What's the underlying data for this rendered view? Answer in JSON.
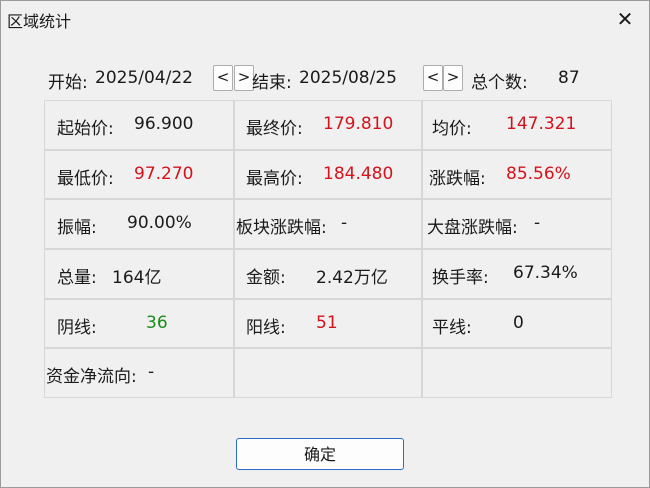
{
  "window": {
    "title": "区域统计",
    "close_glyph": "✕"
  },
  "range": {
    "start_label": "开始:",
    "start_date": "2025/04/22",
    "prev_glyph": "<",
    "next_glyph": ">",
    "end_label": "结束:",
    "end_date": "2025/08/25",
    "count_label": "总个数:",
    "count_value": "87"
  },
  "stats": {
    "start_price_label": "起始价:",
    "start_price": "96.900",
    "end_price_label": "最终价:",
    "end_price": "179.810",
    "avg_price_label": "均价:",
    "avg_price": "147.321",
    "low_price_label": "最低价:",
    "low_price": "97.270",
    "high_price_label": "最高价:",
    "high_price": "184.480",
    "change_pct_label": "涨跌幅:",
    "change_pct": "85.56%",
    "amplitude_label": "振幅:",
    "amplitude": "90.00%",
    "sector_change_label": "板块涨跌幅:",
    "sector_change": "-",
    "market_change_label": "大盘涨跌幅:",
    "market_change": "-",
    "volume_label": "总量:",
    "volume": "164亿",
    "amount_label": "金额:",
    "amount": "2.42万亿",
    "turnover_label": "换手率:",
    "turnover": "67.34%",
    "down_days_label": "阴线:",
    "down_days": "36",
    "up_days_label": "阳线:",
    "up_days": "51",
    "flat_days_label": "平线:",
    "flat_days": "0",
    "net_flow_label": "资金净流向:",
    "net_flow": "-"
  },
  "buttons": {
    "ok_label": "确定"
  },
  "colors": {
    "up": "#d4121c",
    "down": "#1a8c1a",
    "text": "#1a1a1a"
  }
}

━━━━━━━━━━━━━━━━━━━━

Verbatim reproduction of every record is required; images are left out.

What's the underlying data for this rendered view? Answer in JSON.
{
  "window": {
    "title": "区域统计",
    "close_glyph": "✕"
  },
  "range": {
    "start_label": "开始:",
    "start_date": "2025/04/22",
    "prev_glyph": "<",
    "next_glyph": ">",
    "end_label": "结束:",
    "end_date": "2025/08/25",
    "count_label": "总个数:",
    "count_value": "87"
  },
  "stats": {
    "start_price_label": "起始价:",
    "start_price": "96.900",
    "end_price_label": "最终价:",
    "end_price": "179.810",
    "avg_price_label": "均价:",
    "avg_price": "147.321",
    "low_price_label": "最低价:",
    "low_price": "97.270",
    "high_price_label": "最高价:",
    "high_price": "184.480",
    "change_pct_label": "涨跌幅:",
    "change_pct": "85.56%",
    "amplitude_label": "振幅:",
    "amplitude": "90.00%",
    "sector_change_label": "板块涨跌幅:",
    "sector_change": "-",
    "market_change_label": "大盘涨跌幅:",
    "market_change": "-",
    "volume_label": "总量:",
    "volume": "164亿",
    "amount_label": "金额:",
    "amount": "2.42万亿",
    "turnover_label": "换手率:",
    "turnover": "67.34%",
    "down_days_label": "阴线:",
    "down_days": "36",
    "up_days_label": "阳线:",
    "up_days": "51",
    "flat_days_label": "平线:",
    "flat_days": "0",
    "net_flow_label": "资金净流向:",
    "net_flow": "-"
  },
  "buttons": {
    "ok_label": "确定"
  },
  "colors": {
    "up": "#d4121c",
    "down": "#1a8c1a",
    "text": "#1a1a1a"
  }
}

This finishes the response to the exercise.